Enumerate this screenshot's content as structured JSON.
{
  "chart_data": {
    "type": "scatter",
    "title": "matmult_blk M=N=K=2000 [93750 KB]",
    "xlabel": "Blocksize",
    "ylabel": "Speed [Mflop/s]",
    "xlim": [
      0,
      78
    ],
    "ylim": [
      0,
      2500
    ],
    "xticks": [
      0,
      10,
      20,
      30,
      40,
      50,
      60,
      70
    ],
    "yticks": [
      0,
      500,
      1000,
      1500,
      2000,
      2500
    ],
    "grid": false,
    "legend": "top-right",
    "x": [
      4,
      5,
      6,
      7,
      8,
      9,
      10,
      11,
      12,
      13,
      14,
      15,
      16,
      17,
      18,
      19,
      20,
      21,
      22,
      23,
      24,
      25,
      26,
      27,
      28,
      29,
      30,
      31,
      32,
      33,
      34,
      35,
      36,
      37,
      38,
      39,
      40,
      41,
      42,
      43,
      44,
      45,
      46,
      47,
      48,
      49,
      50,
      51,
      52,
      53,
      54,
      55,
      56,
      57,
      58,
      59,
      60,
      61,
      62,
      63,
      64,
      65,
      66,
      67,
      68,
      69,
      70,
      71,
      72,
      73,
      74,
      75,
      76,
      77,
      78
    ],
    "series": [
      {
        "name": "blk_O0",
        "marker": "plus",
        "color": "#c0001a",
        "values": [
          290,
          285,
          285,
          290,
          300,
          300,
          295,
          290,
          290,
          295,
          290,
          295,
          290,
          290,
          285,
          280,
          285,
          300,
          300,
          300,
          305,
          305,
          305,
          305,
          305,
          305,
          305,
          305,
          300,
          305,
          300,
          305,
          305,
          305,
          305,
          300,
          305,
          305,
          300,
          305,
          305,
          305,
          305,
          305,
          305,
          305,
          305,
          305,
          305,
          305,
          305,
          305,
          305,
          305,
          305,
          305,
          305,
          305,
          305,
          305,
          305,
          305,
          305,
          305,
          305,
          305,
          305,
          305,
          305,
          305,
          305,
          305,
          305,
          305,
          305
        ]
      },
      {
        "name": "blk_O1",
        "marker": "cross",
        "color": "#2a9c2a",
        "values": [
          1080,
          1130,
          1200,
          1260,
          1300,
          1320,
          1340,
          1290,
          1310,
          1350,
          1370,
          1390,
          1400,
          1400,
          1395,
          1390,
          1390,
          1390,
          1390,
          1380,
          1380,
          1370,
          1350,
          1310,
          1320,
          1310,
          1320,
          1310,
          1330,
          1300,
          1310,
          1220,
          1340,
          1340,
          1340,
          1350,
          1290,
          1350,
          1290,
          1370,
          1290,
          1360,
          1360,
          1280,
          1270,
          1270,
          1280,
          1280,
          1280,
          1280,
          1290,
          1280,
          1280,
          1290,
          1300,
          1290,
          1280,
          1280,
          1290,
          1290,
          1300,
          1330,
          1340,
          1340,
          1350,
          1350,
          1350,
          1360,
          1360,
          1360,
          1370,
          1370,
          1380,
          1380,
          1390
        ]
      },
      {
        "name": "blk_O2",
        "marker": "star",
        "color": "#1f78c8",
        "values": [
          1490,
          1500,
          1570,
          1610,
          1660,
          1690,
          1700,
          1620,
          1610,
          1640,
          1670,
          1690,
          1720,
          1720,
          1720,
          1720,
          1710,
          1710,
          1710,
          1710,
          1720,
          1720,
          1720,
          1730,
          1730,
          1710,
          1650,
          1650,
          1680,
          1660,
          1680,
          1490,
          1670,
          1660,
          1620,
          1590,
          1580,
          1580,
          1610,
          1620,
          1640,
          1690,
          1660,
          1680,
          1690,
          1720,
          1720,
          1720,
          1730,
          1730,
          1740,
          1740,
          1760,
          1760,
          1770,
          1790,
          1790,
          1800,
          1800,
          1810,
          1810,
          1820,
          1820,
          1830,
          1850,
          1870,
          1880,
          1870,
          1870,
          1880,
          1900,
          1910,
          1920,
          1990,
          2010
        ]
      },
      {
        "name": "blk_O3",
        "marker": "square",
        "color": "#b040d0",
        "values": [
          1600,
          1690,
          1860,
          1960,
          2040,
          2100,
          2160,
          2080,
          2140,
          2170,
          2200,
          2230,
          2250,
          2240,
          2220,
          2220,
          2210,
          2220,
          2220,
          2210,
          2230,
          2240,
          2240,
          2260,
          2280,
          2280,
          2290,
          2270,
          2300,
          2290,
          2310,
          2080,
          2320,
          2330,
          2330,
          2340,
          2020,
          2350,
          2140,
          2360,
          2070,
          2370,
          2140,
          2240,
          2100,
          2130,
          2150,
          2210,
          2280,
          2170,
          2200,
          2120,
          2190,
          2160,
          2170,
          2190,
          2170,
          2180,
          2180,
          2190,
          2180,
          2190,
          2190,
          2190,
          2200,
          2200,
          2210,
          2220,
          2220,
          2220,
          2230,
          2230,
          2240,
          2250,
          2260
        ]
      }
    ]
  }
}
• • • • •
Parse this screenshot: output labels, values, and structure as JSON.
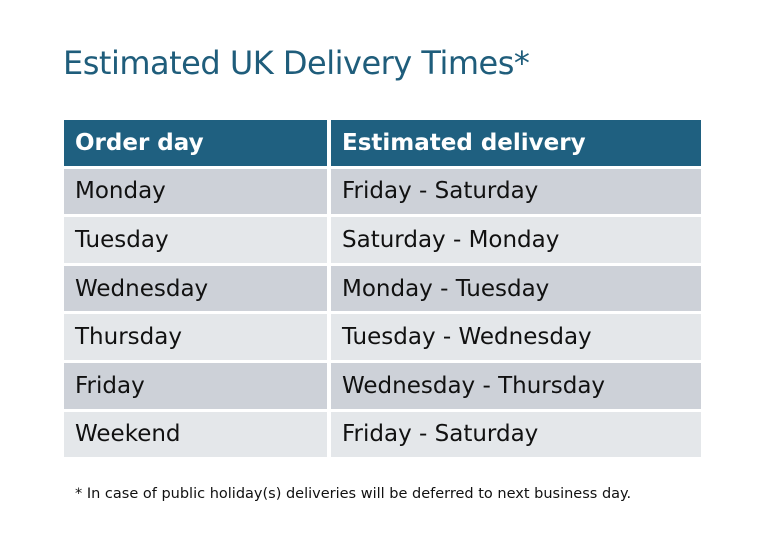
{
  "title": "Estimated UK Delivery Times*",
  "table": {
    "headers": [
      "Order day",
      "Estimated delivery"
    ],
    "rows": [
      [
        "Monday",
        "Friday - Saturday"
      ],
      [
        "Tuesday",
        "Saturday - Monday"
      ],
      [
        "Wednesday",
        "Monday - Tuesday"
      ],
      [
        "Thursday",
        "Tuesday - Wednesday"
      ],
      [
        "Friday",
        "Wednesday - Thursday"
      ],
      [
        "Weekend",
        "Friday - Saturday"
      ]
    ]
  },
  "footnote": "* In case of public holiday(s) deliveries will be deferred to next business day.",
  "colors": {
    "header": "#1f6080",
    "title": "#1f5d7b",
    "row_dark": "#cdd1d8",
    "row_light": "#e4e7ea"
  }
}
• • • • •
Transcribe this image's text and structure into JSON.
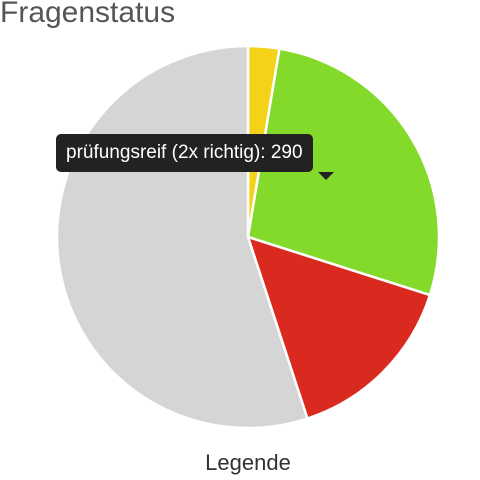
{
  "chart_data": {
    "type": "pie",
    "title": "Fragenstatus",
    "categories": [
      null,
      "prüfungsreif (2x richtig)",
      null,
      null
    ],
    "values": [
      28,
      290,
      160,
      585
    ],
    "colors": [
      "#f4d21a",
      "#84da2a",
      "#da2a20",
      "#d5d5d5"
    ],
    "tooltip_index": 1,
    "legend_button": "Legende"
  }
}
• • • • •
Requirement> Of the lines above, how many include the word "Estimated"? Reply with the number alone.

Written answer> 2